> [Material provided]
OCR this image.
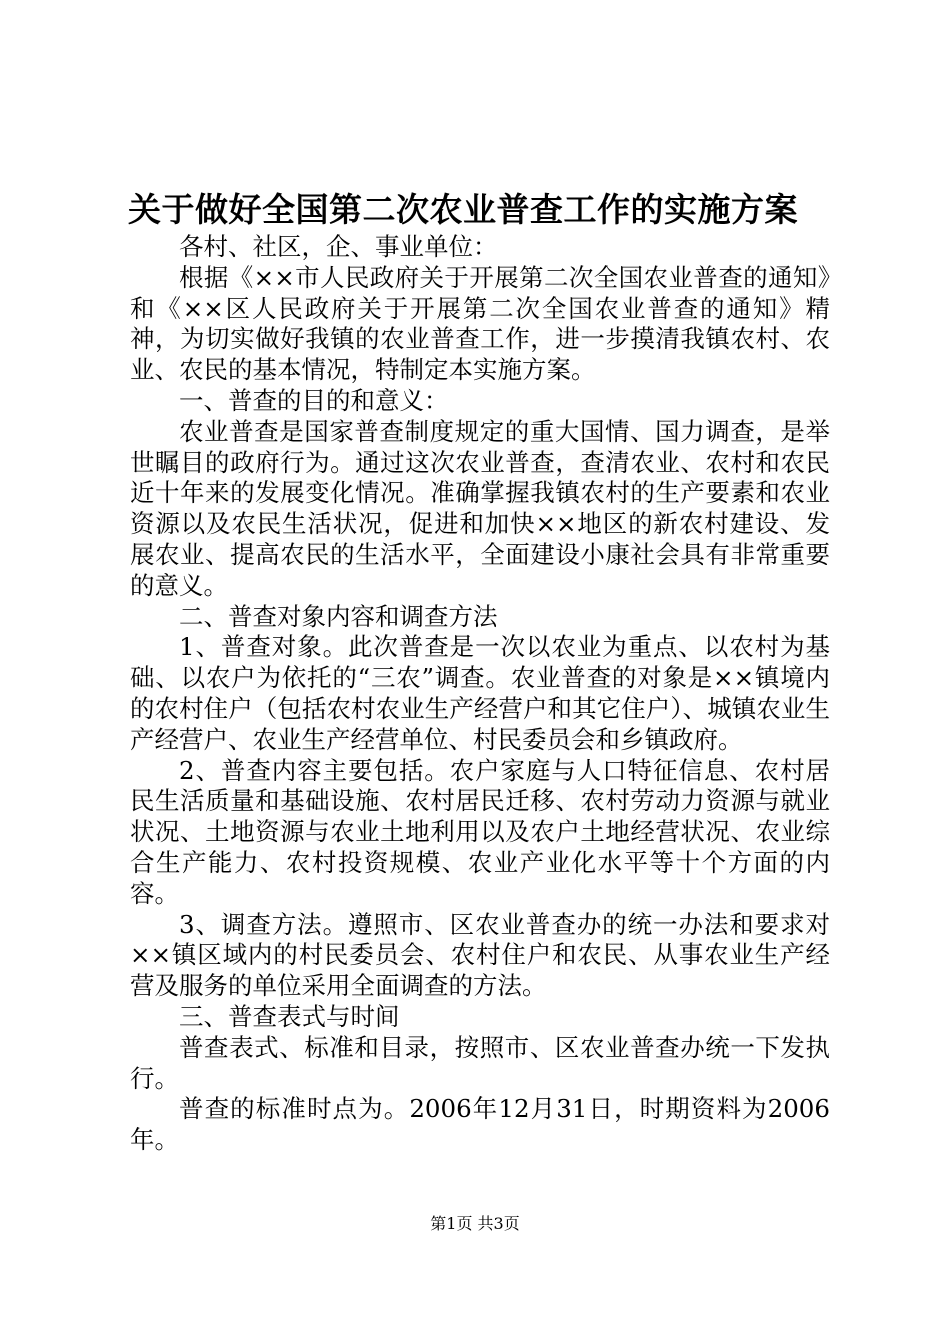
关于做好全国第二次农业普查工作的实施方案

各村、社区，企、事业单位：

根据《××市人民政府关于开展第二次全国农业普查的通知》和《××区人民政府关于开展第二次全国农业普查的通知》精神，为切实做好我镇的农业普查工作，进一步摸清我镇农村、农业、农民的基本情况，特制定本实施方案。

一、普查的目的和意义：

农业普查是国家普查制度规定的重大国情、国力调查，是举世瞩目的政府行为。通过这次农业普查，查清农业、农村和农民近十年来的发展变化情况。准确掌握我镇农村的生产要素和农业资源以及农民生活状况，促进和加快××地区的新农村建设、发展农业、提高农民的生活水平，全面建设小康社会具有非常重要的意义。

二、普查对象内容和调查方法

1、普查对象。此次普查是一次以农业为重点、以农村为基础、以农户为依托的“三农”调查。农业普查的对象是××镇境内的农村住户（包括农村农业生产经营户和其它住户）、城镇农业生产经营户、农业生产经营单位、村民委员会和乡镇政府。

2、普查内容主要包括。农户家庭与人口特征信息、农村居民生活质量和基础设施、农村居民迁移、农村劳动力资源与就业状况、土地资源与农业土地利用以及农户土地经营状况、农业综合生产能力、农村投资规模、农业产业化水平等十个方面的内容。

3、调查方法。遵照市、区农业普查办的统一办法和要求对××镇区域内的村民委员会、农村住户和农民、从事农业生产经营及服务的单位采用全面调查的方法。

三、普查表式与时间

普查表式、标准和目录，按照市、区农业普查办统一下发执行。

普查的标准时点为。2006年12月31日，时期资料为2006年。

第1页 共3页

> [Requirements]
Each line of the data should be quoted exactly, with pictures left out.

> [Written solution]
OCR this image.
关于做好全国第二次农业普查工作的实施方案

各村、社区，企、事业单位：

根据《××市人民政府关于开展第二次全国农业普查的通知》和《××区人民政府关于开展第二次全国农业普查的通知》精神，为切实做好我镇的农业普查工作，进一步摸清我镇农村、农业、农民的基本情况，特制定本实施方案。

一、普查的目的和意义：

农业普查是国家普查制度规定的重大国情、国力调查，是举世瞩目的政府行为。通过这次农业普查，查清农业、农村和农民近十年来的发展变化情况。准确掌握我镇农村的生产要素和农业资源以及农民生活状况，促进和加快××地区的新农村建设、发展农业、提高农民的生活水平，全面建设小康社会具有非常重要的意义。

二、普查对象内容和调查方法

1、普查对象。此次普查是一次以农业为重点、以农村为基础、以农户为依托的“三农”调查。农业普查的对象是××镇境内的农村住户（包括农村农业生产经营户和其它住户）、城镇农业生产经营户、农业生产经营单位、村民委员会和乡镇政府。

2、普查内容主要包括。农户家庭与人口特征信息、农村居民生活质量和基础设施、农村居民迁移、农村劳动力资源与就业状况、土地资源与农业土地利用以及农户土地经营状况、农业综合生产能力、农村投资规模、农业产业化水平等十个方面的内容。

3、调查方法。遵照市、区农业普查办的统一办法和要求对××镇区域内的村民委员会、农村住户和农民、从事农业生产经营及服务的单位采用全面调查的方法。

三、普查表式与时间

普查表式、标准和目录，按照市、区农业普查办统一下发执行。

普查的标准时点为。2006年12月31日，时期资料为2006年。

第1页 共3页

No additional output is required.